> [Your instructions]:
Convert the records, from their first line through the line containing "marker-layer xyxy=(229,4,1262,686)", into a numbered list, omitting any blank lines.

** Start of Data rows **

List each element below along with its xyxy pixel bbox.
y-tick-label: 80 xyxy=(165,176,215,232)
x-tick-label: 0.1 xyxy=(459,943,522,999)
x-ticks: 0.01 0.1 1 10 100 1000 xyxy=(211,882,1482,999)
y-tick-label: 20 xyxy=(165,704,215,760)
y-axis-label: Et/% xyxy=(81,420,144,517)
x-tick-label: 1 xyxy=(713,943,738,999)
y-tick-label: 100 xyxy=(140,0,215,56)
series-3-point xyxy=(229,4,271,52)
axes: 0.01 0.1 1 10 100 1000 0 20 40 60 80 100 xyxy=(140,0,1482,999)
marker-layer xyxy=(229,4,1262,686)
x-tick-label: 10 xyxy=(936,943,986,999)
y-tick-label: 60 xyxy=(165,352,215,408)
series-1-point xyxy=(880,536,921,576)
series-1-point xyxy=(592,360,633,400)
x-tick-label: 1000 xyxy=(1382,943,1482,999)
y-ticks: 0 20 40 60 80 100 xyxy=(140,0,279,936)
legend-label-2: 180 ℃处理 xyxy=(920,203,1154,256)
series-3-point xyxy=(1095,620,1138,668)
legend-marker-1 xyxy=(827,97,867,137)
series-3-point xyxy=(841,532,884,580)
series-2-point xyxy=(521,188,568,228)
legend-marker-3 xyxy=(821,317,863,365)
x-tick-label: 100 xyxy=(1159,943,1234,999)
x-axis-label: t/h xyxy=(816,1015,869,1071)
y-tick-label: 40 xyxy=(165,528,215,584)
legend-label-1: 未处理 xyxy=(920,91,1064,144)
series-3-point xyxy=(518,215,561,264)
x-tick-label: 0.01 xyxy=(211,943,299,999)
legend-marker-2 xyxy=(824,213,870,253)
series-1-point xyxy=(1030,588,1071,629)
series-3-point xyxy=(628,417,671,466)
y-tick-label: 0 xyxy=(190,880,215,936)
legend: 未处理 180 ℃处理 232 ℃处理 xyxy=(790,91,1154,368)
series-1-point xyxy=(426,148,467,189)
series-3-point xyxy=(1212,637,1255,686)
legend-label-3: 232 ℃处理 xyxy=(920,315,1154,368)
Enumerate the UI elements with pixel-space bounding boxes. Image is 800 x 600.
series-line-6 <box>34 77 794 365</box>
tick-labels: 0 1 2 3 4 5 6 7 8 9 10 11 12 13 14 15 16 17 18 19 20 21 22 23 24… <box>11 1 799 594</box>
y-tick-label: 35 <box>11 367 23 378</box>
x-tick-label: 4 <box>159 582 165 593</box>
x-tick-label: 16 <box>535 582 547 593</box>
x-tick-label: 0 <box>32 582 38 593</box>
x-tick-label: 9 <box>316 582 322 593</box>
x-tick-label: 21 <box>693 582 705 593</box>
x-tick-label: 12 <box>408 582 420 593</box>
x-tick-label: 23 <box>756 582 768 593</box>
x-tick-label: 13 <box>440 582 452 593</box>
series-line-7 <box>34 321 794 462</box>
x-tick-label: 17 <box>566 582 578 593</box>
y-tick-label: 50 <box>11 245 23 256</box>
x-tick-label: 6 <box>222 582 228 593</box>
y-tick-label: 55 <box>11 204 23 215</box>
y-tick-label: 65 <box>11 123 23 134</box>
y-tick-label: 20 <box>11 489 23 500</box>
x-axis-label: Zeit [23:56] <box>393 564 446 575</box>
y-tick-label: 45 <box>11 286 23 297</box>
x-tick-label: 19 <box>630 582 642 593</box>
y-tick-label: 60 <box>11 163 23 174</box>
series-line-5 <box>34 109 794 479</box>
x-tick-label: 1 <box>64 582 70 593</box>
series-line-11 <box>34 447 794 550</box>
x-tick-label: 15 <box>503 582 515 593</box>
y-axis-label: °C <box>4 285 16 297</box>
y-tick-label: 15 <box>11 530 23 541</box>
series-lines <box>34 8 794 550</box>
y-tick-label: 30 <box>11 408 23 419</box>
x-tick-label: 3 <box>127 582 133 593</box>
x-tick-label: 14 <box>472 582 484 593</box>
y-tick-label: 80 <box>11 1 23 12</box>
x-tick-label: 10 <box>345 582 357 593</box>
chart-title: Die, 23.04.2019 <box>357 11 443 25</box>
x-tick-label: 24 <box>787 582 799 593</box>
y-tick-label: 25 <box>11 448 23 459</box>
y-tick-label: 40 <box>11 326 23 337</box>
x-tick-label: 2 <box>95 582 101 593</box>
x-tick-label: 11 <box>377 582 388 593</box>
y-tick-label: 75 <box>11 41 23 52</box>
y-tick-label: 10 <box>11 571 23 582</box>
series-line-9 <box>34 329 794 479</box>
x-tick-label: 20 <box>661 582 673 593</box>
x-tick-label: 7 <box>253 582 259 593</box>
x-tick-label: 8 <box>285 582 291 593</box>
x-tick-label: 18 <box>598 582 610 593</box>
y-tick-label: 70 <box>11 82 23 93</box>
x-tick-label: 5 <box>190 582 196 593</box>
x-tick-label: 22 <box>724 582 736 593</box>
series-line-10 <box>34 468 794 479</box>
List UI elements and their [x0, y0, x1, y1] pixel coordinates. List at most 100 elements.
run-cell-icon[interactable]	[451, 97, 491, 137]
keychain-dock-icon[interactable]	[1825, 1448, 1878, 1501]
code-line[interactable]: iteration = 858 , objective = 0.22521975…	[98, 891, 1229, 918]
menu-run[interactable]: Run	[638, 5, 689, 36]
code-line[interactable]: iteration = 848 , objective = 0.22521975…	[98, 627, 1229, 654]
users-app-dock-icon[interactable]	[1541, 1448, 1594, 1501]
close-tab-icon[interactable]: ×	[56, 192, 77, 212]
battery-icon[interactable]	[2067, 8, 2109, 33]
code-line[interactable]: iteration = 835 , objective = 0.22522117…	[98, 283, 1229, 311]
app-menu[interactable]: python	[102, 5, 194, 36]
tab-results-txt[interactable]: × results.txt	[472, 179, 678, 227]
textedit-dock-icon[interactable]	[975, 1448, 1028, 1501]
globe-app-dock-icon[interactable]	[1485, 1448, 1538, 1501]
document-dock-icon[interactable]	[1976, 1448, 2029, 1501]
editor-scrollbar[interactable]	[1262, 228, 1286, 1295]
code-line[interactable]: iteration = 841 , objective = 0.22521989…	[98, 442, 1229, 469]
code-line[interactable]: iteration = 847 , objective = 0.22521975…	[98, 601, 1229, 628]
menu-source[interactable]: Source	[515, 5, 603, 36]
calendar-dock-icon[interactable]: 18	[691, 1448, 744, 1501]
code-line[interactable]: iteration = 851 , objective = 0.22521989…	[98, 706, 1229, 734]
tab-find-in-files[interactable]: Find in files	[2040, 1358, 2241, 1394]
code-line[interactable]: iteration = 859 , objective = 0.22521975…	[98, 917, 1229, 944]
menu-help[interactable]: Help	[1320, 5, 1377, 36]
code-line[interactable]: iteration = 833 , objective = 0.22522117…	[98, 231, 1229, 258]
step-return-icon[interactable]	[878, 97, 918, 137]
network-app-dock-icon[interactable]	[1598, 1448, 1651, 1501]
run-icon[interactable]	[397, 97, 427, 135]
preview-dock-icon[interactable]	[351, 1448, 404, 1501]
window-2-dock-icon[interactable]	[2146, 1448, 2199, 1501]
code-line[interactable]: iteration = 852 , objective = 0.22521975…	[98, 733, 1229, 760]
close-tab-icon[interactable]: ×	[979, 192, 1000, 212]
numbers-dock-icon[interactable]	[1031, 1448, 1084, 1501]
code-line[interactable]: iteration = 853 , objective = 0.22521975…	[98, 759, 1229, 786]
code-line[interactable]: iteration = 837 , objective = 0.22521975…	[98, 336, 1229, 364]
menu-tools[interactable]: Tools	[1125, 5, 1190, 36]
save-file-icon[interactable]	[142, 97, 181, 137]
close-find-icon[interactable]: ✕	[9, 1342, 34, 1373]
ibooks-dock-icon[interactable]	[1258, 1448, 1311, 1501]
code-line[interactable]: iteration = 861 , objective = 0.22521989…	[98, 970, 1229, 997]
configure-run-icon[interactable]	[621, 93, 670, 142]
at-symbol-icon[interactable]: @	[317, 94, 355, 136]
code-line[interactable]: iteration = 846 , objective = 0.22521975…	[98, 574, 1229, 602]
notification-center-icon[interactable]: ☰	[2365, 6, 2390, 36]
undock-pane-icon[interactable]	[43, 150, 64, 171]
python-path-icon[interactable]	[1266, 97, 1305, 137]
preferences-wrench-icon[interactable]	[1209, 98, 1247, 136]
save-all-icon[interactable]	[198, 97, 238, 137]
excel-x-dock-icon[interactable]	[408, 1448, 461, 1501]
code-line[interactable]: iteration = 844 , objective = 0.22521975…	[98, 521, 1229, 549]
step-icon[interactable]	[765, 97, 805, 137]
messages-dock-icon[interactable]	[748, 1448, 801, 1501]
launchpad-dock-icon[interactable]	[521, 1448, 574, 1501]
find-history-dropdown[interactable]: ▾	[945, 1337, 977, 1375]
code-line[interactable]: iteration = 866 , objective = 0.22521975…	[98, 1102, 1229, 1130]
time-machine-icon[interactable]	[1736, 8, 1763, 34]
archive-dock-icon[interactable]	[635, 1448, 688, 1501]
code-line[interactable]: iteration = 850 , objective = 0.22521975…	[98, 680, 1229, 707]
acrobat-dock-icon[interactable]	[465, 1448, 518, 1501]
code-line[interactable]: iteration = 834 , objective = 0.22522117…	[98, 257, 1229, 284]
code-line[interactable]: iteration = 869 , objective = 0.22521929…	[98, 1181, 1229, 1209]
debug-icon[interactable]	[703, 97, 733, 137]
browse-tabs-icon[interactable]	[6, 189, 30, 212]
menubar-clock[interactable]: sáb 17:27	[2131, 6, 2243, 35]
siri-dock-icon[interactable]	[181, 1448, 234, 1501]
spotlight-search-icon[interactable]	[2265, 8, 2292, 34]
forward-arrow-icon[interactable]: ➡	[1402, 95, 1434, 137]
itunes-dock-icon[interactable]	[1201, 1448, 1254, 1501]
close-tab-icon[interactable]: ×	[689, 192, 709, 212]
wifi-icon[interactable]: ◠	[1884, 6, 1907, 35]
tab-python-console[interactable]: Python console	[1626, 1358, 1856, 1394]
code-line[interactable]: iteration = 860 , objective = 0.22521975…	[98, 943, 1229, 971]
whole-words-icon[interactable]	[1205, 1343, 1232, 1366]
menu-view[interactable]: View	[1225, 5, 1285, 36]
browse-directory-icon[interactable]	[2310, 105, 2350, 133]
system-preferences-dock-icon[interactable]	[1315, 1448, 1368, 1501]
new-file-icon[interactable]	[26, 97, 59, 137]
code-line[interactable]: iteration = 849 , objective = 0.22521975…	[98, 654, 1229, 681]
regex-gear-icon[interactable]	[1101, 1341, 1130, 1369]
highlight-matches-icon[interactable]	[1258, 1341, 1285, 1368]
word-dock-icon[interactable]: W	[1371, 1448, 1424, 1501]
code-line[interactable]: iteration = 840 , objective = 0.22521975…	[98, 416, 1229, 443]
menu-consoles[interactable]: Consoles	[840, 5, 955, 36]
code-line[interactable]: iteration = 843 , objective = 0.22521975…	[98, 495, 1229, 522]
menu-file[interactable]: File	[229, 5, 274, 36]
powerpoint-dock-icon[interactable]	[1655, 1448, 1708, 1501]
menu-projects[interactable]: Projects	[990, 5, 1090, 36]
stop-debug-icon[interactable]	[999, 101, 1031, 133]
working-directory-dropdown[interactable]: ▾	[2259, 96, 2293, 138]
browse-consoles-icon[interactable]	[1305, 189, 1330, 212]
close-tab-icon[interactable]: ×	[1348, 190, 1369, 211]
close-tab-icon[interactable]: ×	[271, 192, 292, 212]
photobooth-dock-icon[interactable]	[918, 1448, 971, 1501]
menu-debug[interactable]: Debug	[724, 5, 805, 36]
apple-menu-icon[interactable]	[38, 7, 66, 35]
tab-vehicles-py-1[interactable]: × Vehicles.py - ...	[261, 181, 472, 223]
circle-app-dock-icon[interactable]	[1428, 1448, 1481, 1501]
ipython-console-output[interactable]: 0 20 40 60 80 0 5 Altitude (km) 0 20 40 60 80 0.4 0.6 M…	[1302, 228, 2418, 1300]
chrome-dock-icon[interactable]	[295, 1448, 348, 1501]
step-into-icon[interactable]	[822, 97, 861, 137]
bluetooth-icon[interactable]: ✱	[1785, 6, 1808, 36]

** End of Data rows **

> [Exercise output]:
1. List each element below along with its xyxy pixel bbox.
2. y-tick-label: 80 xyxy=(165,176,215,232)
3. x-tick-label: 0.1 xyxy=(459,943,522,999)
4. x-ticks: 0.01 0.1 1 10 100 1000 xyxy=(211,882,1482,999)
5. y-tick-label: 20 xyxy=(165,704,215,760)
6. y-axis-label: Et/% xyxy=(81,420,144,517)
7. x-tick-label: 1 xyxy=(713,943,738,999)
8. y-tick-label: 100 xyxy=(140,0,215,56)
9. series-3-point xyxy=(229,4,271,52)
10. axes: 0.01 0.1 1 10 100 1000 0 20 40 60 80 100 xyxy=(140,0,1482,999)
11. marker-layer xyxy=(229,4,1262,686)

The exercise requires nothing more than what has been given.